What to do =
Quote the passage below on Board consultations in exceptional access cases in full, word for word.

-- START OF Source --

Additional consultations with Executive Directors will normally be expected to occur between the initial informal meeting and the Board’s consideration of the staff report. The briefings will aim to keep the Board abreast of program-financing parameters, including assumed rollover rates, economic developments, progress in negotiations, any substantial changes in understandings, and any changes to the initially envisaged timetable for Board consultation. The staff will provide the Board with a separate report evaluating the case for exceptional access based on further consideration of the four substantive criteria, including debt sustainability. To the extent that program parameters are not yet agreed, this report will clearly be tentative. Where time permits, this report will be provided to the Board in advance of the circulation of program documents. In all cases, this report will be included in the program documents.

Management will consult with the Board specifically before concluding discussions on a program and before any public statement on a proposed level of access.

Strict confidentiality will need to be maintained, and public statements by members, staff and management should take special care not to prejudge the Board’s exercise of its responsibility to take the final decision.

As the Board agreed in September, the staff report for an arrangement proposing exceptional access will include: a consideration of each of the four substantive criteria for exceptional access in capital account crises (including a rigorous analysis of debt sustainability); a thorough discussion of need and the proposed level of access; an assessment of the risks to the Fund arising from the exposure and its effect on liquidity; and systematic and comprehensive information on the member’s capacity to repay the Fund.

Directors highlighted the unusual uncertainty and risk that is often associated with the projections of private capital flows and the difficulty this poses for program design. In such cases, it is especially important to be explicit and cautious about the assumptions underlying the projections for financing and their sensitivity to shocks. A number of Directors requested that further information be provided to the Board discussing private sector involvement in program financing. There will normally be a range of potentially applicable approaches for sustaining private sector financial flows, including voluntary efforts to overcome collective action problems among creditors, that could help meet the objectives of the program. Directors agreed that discussions of these issues would be expected to be part of the Board consultations for exceptional access cases set out above.

-- END OF Source --
-- START OF Entries shown --

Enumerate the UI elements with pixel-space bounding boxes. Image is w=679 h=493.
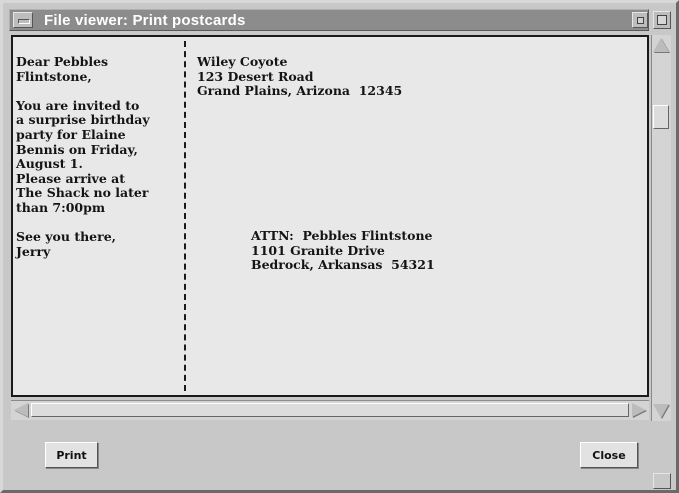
postcard-divider [184, 41, 186, 391]
maximize-icon [657, 15, 667, 25]
maximize-button[interactable] [653, 11, 671, 29]
window-title: File viewer: Print postcards [44, 12, 246, 29]
postcard-message: Dear Pebbles Flintstone, You are invited… [16, 54, 150, 259]
window-menu-button[interactable] [13, 12, 33, 28]
recipient-address: ATTN: Pebbles Flintstone 1101 Granite Dr… [251, 228, 435, 273]
close-button[interactable]: Close [580, 442, 638, 468]
horizontal-scrollbar[interactable] [11, 400, 649, 420]
minimize-button[interactable] [632, 12, 648, 28]
window-menu-icon [18, 19, 30, 24]
minimize-icon [637, 17, 644, 24]
return-address: Wiley Coyote 123 Desert Road Grand Plain… [197, 54, 403, 99]
arrow-left-icon[interactable] [14, 403, 28, 417]
title-bar[interactable]: File viewer: Print postcards [9, 9, 649, 31]
postcard-preview: Dear Pebbles Flintstone, You are invited… [11, 35, 649, 397]
file-viewer-window: File viewer: Print postcards Dear Pebble… [0, 0, 679, 493]
resize-handle[interactable] [653, 473, 671, 489]
arrow-up-icon[interactable] [653, 38, 669, 52]
print-button[interactable]: Print [45, 442, 98, 468]
horizontal-scroll-thumb[interactable] [31, 403, 629, 417]
arrow-down-icon[interactable] [653, 404, 669, 418]
arrow-right-icon[interactable] [632, 403, 646, 417]
postcard: Dear Pebbles Flintstone, You are invited… [13, 37, 647, 395]
vertical-scroll-thumb[interactable] [653, 105, 669, 129]
vertical-scrollbar[interactable] [651, 35, 671, 421]
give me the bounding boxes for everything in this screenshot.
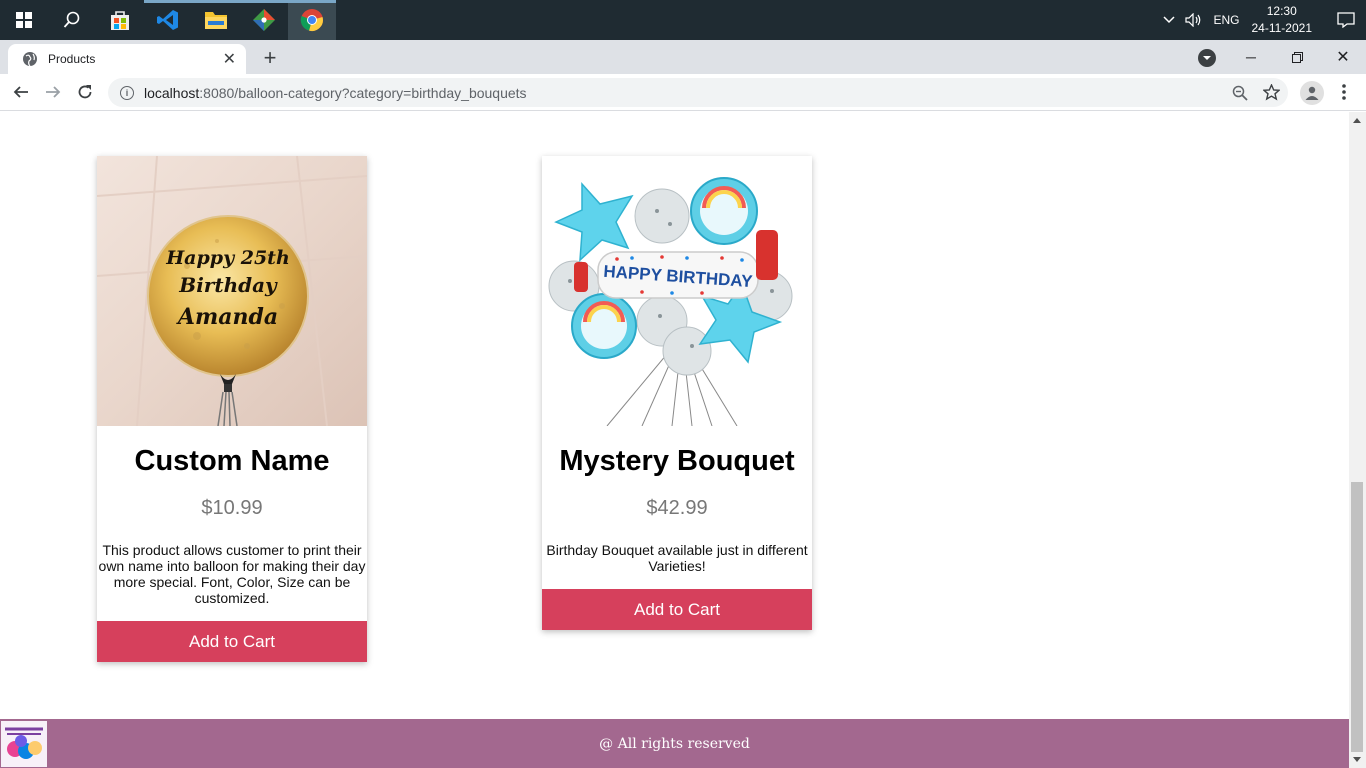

-- END OF Entries shown --

Task result =
Additional consultations with Executive Directors will normally be expected to occur between the initial informal meeting and the Board’s consideration of the staff report. The briefings will aim to keep the Board abreast of program-financing parameters, including assumed rollover rates, economic developments, progress in negotiations, any substantial changes in understandings, and any changes to the initially envisaged timetable for Board consultation. The staff will provide the Board with a separate report evaluating the case for exceptional access based on further consideration of the four substantive criteria, including debt sustainability. To the extent that program parameters are not yet agreed, this report will clearly be tentative. Where time permits, this report will be provided to the Board in advance of the circulation of program documents. In all cases, this report will be included in the program documents.

Management will consult with the Board specifically before concluding discussions on a program and before any public statement on a proposed level of access.

Strict confidentiality will need to be maintained, and public statements by members, staff and management should take special care not to prejudge the Board’s exercise of its responsibility to take the final decision.

As the Board agreed in September, the staff report for an arrangement proposing exceptional access will include: a consideration of each of the four substantive criteria for exceptional access in capital account crises (including a rigorous analysis of debt sustainability); a thorough discussion of need and the proposed level of access; an assessment of the risks to the Fund arising from the exposure and its effect on liquidity; and systematic and comprehensive information on the member’s capacity to repay the Fund.

Directors highlighted the unusual uncertainty and risk that is often associated with the projections of private capital flows and the difficulty this poses for program design. In such cases, it is especially important to be explicit and cautious about the assumptions underlying the projections for financing and their sensitivity to shocks. A number of Directors requested that further information be provided to the Board discussing private sector involvement in program financing. There will normally be a range of potentially applicable approaches for sustaining private sector financial flows, including voluntary efforts to overcome collective action problems among creditors, that could help meet the objectives of the program. Directors agreed that discussions of these issues would be expected to be part of the Board consultations for exceptional access cases set out above.